==== LISTED RECORDS ====

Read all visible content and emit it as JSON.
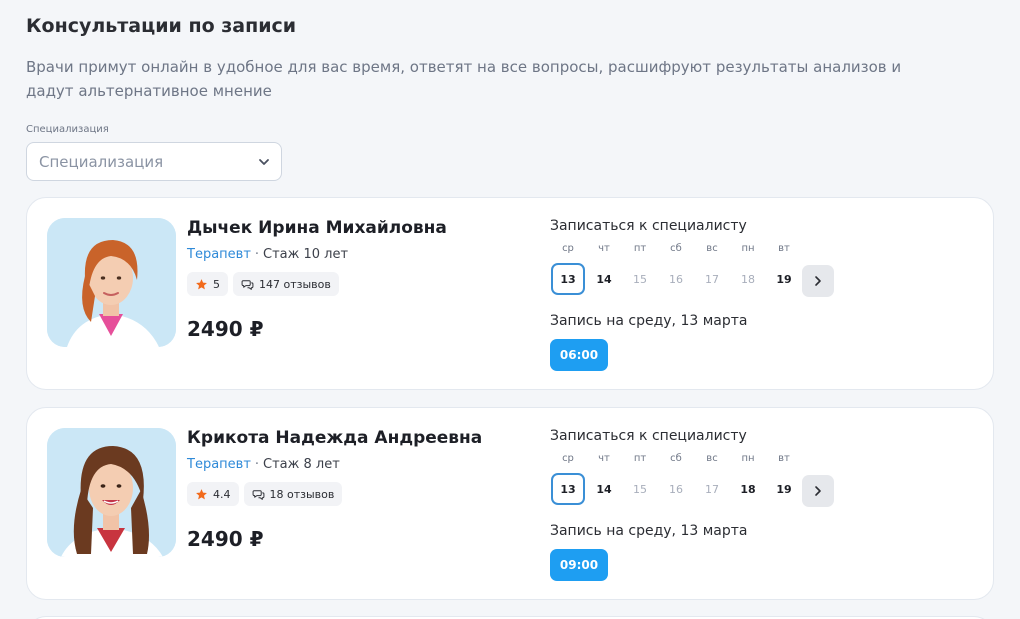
{
  "header": {
    "title": "Консультации по записи",
    "subtitle": "Врачи примут онлайн в удобное для вас время, ответят на все вопросы, расшифруют результаты анализов и дадут альтернативное мнение"
  },
  "filter": {
    "label": "Специализация",
    "placeholder": "Специализация"
  },
  "colors": {
    "accent": "#1e9ef2",
    "link": "#2f8ad8",
    "star": "#f26a1b"
  },
  "doctors": [
    {
      "name": "Дычек Ирина Михайловна",
      "specialty": "Терапевт",
      "experience": "Стаж 10 лет",
      "rating": "5",
      "reviews": "147 отзывов",
      "price": "2490 ₽",
      "schedule_title": "Записаться к специалисту",
      "days": [
        {
          "dow": "ср",
          "num": "13"
        },
        {
          "dow": "чт",
          "num": "14"
        },
        {
          "dow": "пт",
          "num": "15"
        },
        {
          "dow": "сб",
          "num": "16"
        },
        {
          "dow": "вс",
          "num": "17"
        },
        {
          "dow": "пн",
          "num": "18"
        },
        {
          "dow": "вт",
          "num": "19"
        }
      ],
      "slot_title": "Запись на среду, 13 марта",
      "slot": "06:00"
    },
    {
      "name": "Крикота Надежда Андреевна",
      "specialty": "Терапевт",
      "experience": "Стаж 8 лет",
      "rating": "4.4",
      "reviews": "18 отзывов",
      "price": "2490 ₽",
      "schedule_title": "Записаться к специалисту",
      "days": [
        {
          "dow": "ср",
          "num": "13"
        },
        {
          "dow": "чт",
          "num": "14"
        },
        {
          "dow": "пт",
          "num": "15"
        },
        {
          "dow": "сб",
          "num": "16"
        },
        {
          "dow": "вс",
          "num": "17"
        },
        {
          "dow": "пн",
          "num": "18"
        },
        {
          "dow": "вт",
          "num": "19"
        }
      ],
      "slot_title": "Запись на среду, 13 марта",
      "slot": "09:00"
    }
  ]
}
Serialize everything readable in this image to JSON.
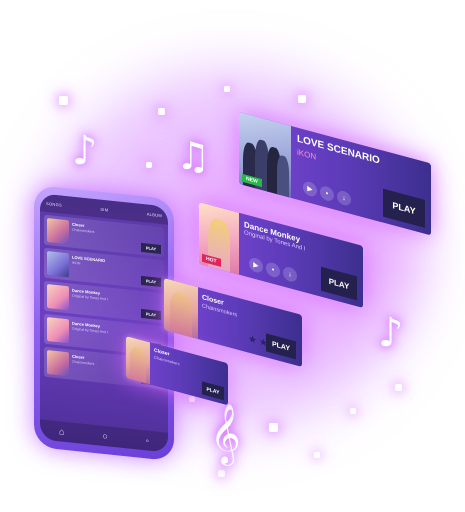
{
  "phone": {
    "tab_left": "SONGS",
    "tab_mid": "SIM",
    "tab_right": "ALBUM",
    "rows": [
      {
        "title": "Closer",
        "sub": "Chainsmokers",
        "play": "PLAY"
      },
      {
        "title": "LOVE SCENARIO",
        "sub": "iKON",
        "play": "PLAY"
      },
      {
        "title": "Dance Monkey",
        "sub": "Original by Tones And I",
        "play": "PLAY"
      },
      {
        "title": "Dance Monkey",
        "sub": "Original by Tones And I",
        "play": "PLAY"
      },
      {
        "title": "Closer",
        "sub": "Chainsmokers",
        "play": "PLAY"
      }
    ],
    "home_icon": "home-icon"
  },
  "cards": [
    {
      "title": "LOVE SCENARIO",
      "subtitle": "iKON",
      "badge": "NEW",
      "badge_color": "#27b84a",
      "play": "PLAY"
    },
    {
      "title": "Dance Monkey",
      "subtitle": "Original by Tones And I",
      "badge": "HOT",
      "badge_color": "#e0245e",
      "play": "PLAY"
    },
    {
      "title": "Closer",
      "subtitle": "Chainsmokers",
      "badge": "",
      "badge_color": "",
      "play": "PLAY"
    },
    {
      "title": "Closer",
      "subtitle": "Chainsmokers",
      "badge": "",
      "badge_color": "",
      "play": "PLAY"
    }
  ],
  "colors": {
    "accent_glow": "#c85bff",
    "card_dark": "#3c2f8e",
    "play_button": "#25214f"
  }
}
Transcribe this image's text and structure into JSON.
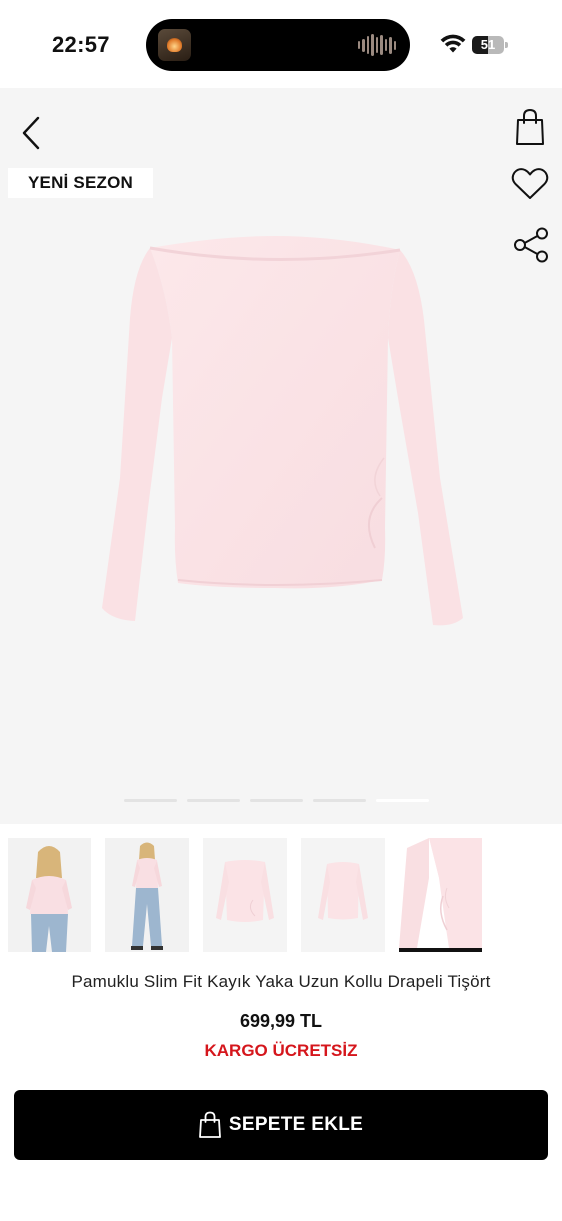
{
  "status_bar": {
    "time": "22:57",
    "battery_percent": "51",
    "battery_level": 0.51
  },
  "product": {
    "badge": "YENİ SEZON",
    "title": "Pamuklu Slim Fit Kayık Yaka Uzun Kollu Drapeli Tişört",
    "price": "699,99 TL",
    "shipping": "KARGO ÜCRETSİZ",
    "image_count": 5,
    "active_image_index": 4,
    "thumbnails": [
      {
        "type": "model-front"
      },
      {
        "type": "model-full"
      },
      {
        "type": "flat-front"
      },
      {
        "type": "flat-back"
      },
      {
        "type": "detail-closeup"
      }
    ]
  },
  "actions": {
    "add_to_cart_label": "SEPETE EKLE"
  },
  "icons": {
    "back": "chevron-left-icon",
    "cart": "shopping-bag-icon",
    "favorite": "heart-icon",
    "share": "share-icon"
  },
  "colors": {
    "accent_red": "#d5161c",
    "cta_background": "#000000",
    "garment_pink": "#fbe3e6",
    "image_background": "#f5f5f5"
  }
}
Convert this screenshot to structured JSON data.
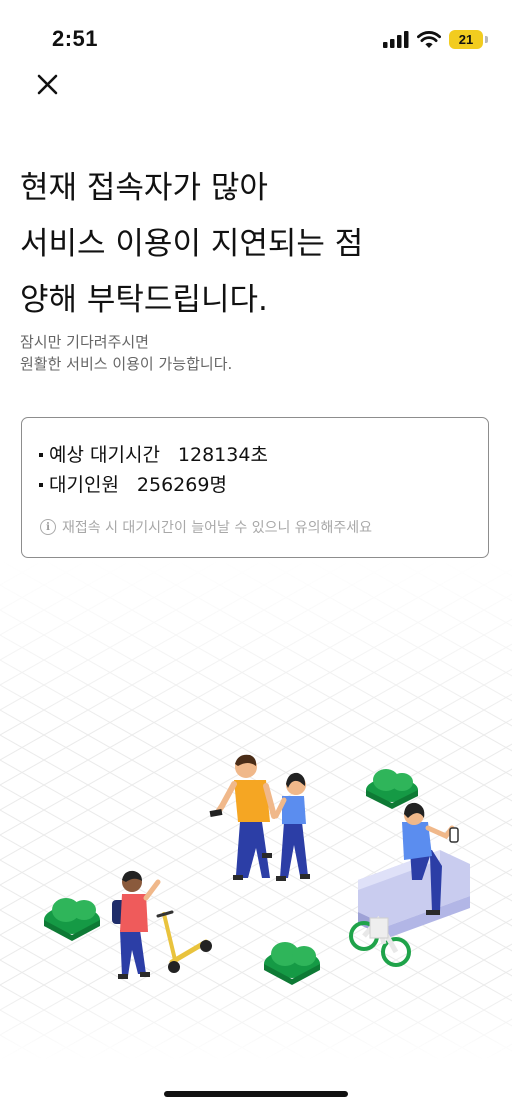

====

**WHAT IS BEING ASKED**
Repeat the data exactly, without the pictures.

**RESPONSE**
Read all visible content and emit it as JSON.
{
  "header": {
    "title": "Консультации по записи",
    "subtitle": "Врачи примут онлайн в удобное для вас время, ответят на все вопросы, расшифруют результаты анализов и дадут альтернативное мнение"
  },
  "filter": {
    "label": "Специализация",
    "placeholder": "Специализация"
  },
  "colors": {
    "accent": "#1e9ef2",
    "link": "#2f8ad8",
    "star": "#f26a1b"
  },
  "doctors": [
    {
      "name": "Дычек Ирина Михайловна",
      "specialty": "Терапевт",
      "experience": "Стаж 10 лет",
      "rating": "5",
      "reviews": "147 отзывов",
      "price": "2490 ₽",
      "schedule_title": "Записаться к специалисту",
      "days": [
        {
          "dow": "ср",
          "num": "13"
        },
        {
          "dow": "чт",
          "num": "14"
        },
        {
          "dow": "пт",
          "num": "15"
        },
        {
          "dow": "сб",
          "num": "16"
        },
        {
          "dow": "вс",
          "num": "17"
        },
        {
          "dow": "пн",
          "num": "18"
        },
        {
          "dow": "вт",
          "num": "19"
        }
      ],
      "slot_title": "Запись на среду, 13 марта",
      "slot": "06:00"
    },
    {
      "name": "Крикота Надежда Андреевна",
      "specialty": "Терапевт",
      "experience": "Стаж 8 лет",
      "rating": "4.4",
      "reviews": "18 отзывов",
      "price": "2490 ₽",
      "schedule_title": "Записаться к специалисту",
      "days": [
        {
          "dow": "ср",
          "num": "13"
        },
        {
          "dow": "чт",
          "num": "14"
        },
        {
          "dow": "пт",
          "num": "15"
        },
        {
          "dow": "сб",
          "num": "16"
        },
        {
          "dow": "вс",
          "num": "17"
        },
        {
          "dow": "пн",
          "num": "18"
        },
        {
          "dow": "вт",
          "num": "19"
        }
      ],
      "slot_title": "Запись на среду, 13 марта",
      "slot": "09:00"
    }
  ]
}
Serialize everything readable in this image to JSON.
{
  "phone": {
    "tab_left": "SONGS",
    "tab_mid": "SIM",
    "tab_right": "ALBUM",
    "rows": [
      {
        "title": "Closer",
        "sub": "Chainsmokers",
        "play": "PLAY"
      },
      {
        "title": "LOVE SCENARIO",
        "sub": "iKON",
        "play": "PLAY"
      },
      {
        "title": "Dance Monkey",
        "sub": "Original by Tones And I",
        "play": "PLAY"
      },
      {
        "title": "Dance Monkey",
        "sub": "Original by Tones And I",
        "play": "PLAY"
      },
      {
        "title": "Closer",
        "sub": "Chainsmokers",
        "play": "PLAY"
      }
    ],
    "home_icon": "home-icon"
  },
  "cards": [
    {
      "title": "LOVE SCENARIO",
      "subtitle": "iKON",
      "badge": "NEW",
      "badge_color": "#27b84a",
      "play": "PLAY"
    },
    {
      "title": "Dance Monkey",
      "subtitle": "Original by Tones And I",
      "badge": "HOT",
      "badge_color": "#e0245e",
      "play": "PLAY"
    },
    {
      "title": "Closer",
      "subtitle": "Chainsmokers",
      "badge": "",
      "badge_color": "",
      "play": "PLAY"
    },
    {
      "title": "Closer",
      "subtitle": "Chainsmokers",
      "badge": "",
      "badge_color": "",
      "play": "PLAY"
    }
  ],
  "colors": {
    "accent_glow": "#c85bff",
    "card_dark": "#3c2f8e",
    "play_button": "#25214f"
  }
}
Transcribe this image's text and structure into JSON.
{
  "status_bar": {
    "time": "22:57",
    "battery_percent": "51",
    "battery_level": 0.51
  },
  "product": {
    "badge": "YENİ SEZON",
    "title": "Pamuklu Slim Fit Kayık Yaka Uzun Kollu Drapeli Tişört",
    "price": "699,99 TL",
    "shipping": "KARGO ÜCRETSİZ",
    "image_count": 5,
    "active_image_index": 4,
    "thumbnails": [
      {
        "type": "model-front"
      },
      {
        "type": "model-full"
      },
      {
        "type": "flat-front"
      },
      {
        "type": "flat-back"
      },
      {
        "type": "detail-closeup"
      }
    ]
  },
  "actions": {
    "add_to_cart_label": "SEPETE EKLE"
  },
  "icons": {
    "back": "chevron-left-icon",
    "cart": "shopping-bag-icon",
    "favorite": "heart-icon",
    "share": "share-icon"
  },
  "colors": {
    "accent_red": "#d5161c",
    "cta_background": "#000000",
    "garment_pink": "#fbe3e6",
    "image_background": "#f5f5f5"
  }
}
Convert this screenshot to structured JSON data.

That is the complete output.